> [Requirement]: Look through the material and copy each line holding "Here".

Data entries:
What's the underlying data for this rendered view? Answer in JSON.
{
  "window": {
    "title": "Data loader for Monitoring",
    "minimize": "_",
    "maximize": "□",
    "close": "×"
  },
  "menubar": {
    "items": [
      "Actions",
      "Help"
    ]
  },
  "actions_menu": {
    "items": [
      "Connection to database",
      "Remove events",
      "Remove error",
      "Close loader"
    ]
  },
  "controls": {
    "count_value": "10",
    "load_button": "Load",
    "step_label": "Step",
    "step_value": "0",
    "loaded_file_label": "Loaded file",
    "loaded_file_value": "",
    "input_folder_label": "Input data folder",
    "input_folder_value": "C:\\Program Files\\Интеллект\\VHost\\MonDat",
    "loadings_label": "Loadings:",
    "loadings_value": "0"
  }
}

* * *

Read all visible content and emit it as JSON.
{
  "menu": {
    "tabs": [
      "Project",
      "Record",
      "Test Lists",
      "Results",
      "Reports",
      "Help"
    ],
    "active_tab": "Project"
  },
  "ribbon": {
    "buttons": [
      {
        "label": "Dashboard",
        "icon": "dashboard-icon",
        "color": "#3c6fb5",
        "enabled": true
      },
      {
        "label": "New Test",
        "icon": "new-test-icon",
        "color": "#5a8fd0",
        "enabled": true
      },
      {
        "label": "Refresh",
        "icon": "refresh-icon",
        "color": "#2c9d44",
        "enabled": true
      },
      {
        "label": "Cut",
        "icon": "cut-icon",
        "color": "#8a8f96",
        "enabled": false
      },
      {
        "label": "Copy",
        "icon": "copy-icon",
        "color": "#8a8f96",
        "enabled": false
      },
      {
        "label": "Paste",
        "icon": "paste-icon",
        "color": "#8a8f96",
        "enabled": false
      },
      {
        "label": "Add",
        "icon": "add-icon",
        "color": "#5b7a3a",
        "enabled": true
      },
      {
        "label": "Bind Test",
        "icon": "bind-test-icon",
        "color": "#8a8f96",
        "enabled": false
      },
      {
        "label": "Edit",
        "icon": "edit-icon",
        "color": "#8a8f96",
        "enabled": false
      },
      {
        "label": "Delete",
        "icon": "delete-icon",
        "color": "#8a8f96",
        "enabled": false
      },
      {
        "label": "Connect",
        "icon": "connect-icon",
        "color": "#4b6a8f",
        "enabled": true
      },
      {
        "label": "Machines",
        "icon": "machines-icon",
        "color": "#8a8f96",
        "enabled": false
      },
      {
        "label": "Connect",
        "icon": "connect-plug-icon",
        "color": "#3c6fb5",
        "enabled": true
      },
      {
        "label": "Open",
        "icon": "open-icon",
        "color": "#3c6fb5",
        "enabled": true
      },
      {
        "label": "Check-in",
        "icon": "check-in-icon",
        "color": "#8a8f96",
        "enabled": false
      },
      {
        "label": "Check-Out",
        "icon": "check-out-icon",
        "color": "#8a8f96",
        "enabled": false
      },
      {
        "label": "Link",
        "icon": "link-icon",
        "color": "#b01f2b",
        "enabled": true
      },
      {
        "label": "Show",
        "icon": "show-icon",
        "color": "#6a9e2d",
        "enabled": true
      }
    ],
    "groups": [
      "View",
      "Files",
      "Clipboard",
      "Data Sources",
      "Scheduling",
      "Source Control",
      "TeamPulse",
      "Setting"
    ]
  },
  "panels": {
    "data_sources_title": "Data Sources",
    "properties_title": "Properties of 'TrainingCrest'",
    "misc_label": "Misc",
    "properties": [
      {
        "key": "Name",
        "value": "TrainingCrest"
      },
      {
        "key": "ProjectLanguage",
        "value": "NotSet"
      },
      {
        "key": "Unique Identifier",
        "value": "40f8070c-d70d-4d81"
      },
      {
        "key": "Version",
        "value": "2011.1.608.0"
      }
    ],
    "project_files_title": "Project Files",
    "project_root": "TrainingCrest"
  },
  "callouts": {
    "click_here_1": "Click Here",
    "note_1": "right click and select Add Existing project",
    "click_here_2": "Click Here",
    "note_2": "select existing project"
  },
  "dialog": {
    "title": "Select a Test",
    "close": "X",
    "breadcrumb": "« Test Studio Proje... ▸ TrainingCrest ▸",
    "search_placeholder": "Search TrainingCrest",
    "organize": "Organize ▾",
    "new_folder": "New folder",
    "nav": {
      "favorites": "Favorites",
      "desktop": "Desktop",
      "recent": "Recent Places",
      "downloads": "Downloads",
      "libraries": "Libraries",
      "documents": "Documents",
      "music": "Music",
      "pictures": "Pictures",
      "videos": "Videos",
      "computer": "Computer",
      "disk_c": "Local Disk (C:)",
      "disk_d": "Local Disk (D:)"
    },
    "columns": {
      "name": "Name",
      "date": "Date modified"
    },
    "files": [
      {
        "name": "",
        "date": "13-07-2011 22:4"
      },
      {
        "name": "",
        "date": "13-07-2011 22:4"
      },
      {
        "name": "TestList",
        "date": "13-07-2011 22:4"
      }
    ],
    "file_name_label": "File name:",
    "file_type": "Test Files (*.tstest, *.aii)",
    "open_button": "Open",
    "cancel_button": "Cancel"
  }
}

...

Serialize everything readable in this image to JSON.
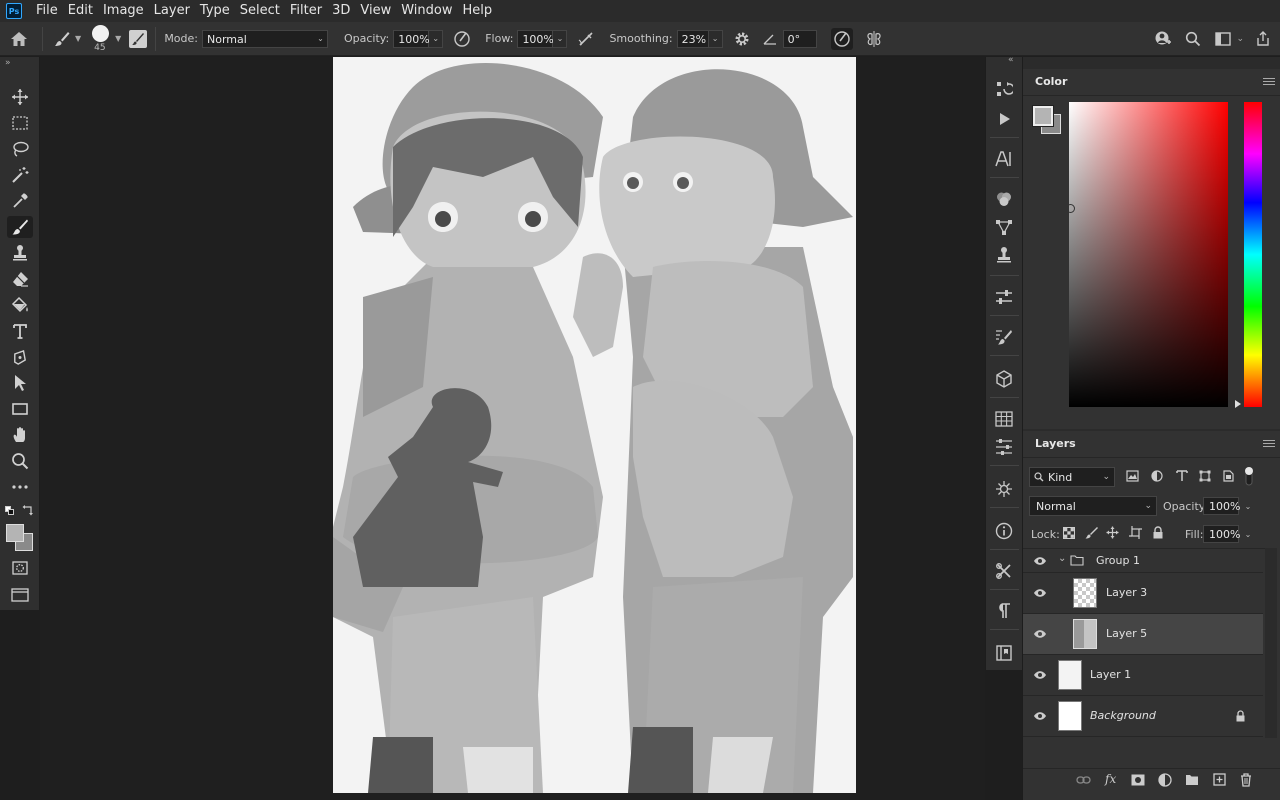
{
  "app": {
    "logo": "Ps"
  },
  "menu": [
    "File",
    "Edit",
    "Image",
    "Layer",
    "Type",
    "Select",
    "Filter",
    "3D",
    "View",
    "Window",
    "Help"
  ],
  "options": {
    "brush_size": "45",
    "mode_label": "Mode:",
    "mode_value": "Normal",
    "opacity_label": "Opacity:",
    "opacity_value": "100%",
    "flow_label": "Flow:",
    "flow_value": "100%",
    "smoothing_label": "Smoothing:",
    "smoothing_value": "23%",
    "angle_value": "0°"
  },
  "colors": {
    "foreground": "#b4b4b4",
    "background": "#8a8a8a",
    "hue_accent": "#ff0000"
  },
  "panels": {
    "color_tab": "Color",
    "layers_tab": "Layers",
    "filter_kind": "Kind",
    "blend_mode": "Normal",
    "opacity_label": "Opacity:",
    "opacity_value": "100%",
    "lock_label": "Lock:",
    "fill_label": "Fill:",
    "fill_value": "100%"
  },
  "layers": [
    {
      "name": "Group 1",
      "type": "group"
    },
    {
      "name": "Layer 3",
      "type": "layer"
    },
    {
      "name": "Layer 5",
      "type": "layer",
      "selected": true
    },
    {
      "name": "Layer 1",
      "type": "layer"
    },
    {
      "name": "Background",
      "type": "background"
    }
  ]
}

> [Written response]:
    "click_here_1": "Click Here",
    "click_here_2": "Click Here",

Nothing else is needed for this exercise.